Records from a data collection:

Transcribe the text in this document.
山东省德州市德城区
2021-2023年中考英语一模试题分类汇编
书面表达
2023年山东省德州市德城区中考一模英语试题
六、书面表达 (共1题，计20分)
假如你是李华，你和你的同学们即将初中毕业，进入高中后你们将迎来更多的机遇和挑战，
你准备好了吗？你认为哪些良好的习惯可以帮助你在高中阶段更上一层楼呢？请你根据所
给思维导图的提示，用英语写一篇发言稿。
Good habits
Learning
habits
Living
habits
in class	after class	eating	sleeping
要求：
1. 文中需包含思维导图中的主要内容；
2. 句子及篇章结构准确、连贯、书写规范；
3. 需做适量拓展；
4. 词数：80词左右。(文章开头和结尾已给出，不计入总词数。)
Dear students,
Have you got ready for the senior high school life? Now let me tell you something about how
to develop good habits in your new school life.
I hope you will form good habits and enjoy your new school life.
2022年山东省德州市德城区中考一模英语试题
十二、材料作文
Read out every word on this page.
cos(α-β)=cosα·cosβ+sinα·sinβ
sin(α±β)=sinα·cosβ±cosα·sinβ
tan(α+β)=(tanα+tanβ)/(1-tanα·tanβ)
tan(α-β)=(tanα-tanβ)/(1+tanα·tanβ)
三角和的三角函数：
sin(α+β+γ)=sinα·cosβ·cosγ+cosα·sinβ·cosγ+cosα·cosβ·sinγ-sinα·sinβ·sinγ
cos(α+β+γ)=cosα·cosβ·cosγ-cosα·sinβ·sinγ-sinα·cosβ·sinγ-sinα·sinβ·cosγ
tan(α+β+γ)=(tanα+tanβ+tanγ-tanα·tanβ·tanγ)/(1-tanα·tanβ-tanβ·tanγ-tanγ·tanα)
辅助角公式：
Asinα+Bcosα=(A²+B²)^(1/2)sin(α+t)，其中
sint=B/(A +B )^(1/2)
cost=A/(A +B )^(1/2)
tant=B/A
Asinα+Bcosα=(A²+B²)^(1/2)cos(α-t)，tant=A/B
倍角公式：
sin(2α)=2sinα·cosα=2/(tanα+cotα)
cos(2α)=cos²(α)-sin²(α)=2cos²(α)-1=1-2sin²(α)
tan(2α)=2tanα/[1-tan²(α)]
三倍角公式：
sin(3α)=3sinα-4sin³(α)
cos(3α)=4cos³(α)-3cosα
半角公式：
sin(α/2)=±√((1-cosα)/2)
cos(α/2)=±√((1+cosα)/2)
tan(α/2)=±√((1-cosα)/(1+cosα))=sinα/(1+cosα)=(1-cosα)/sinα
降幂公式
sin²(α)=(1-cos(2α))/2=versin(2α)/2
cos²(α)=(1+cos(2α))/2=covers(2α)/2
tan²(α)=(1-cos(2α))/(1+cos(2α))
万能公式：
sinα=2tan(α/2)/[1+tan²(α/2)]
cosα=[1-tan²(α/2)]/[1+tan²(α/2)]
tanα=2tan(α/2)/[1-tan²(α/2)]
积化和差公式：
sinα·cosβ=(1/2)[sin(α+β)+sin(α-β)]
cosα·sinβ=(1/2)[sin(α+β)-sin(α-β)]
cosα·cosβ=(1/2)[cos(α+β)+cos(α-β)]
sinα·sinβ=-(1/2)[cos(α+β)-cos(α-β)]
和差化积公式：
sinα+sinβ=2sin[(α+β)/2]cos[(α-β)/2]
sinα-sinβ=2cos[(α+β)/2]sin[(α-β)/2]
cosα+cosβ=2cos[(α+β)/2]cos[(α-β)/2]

▸ **Exercise details**
Find every line holding the word "cosβ"; give their count and nothing else.

▸ **Problem solution**
7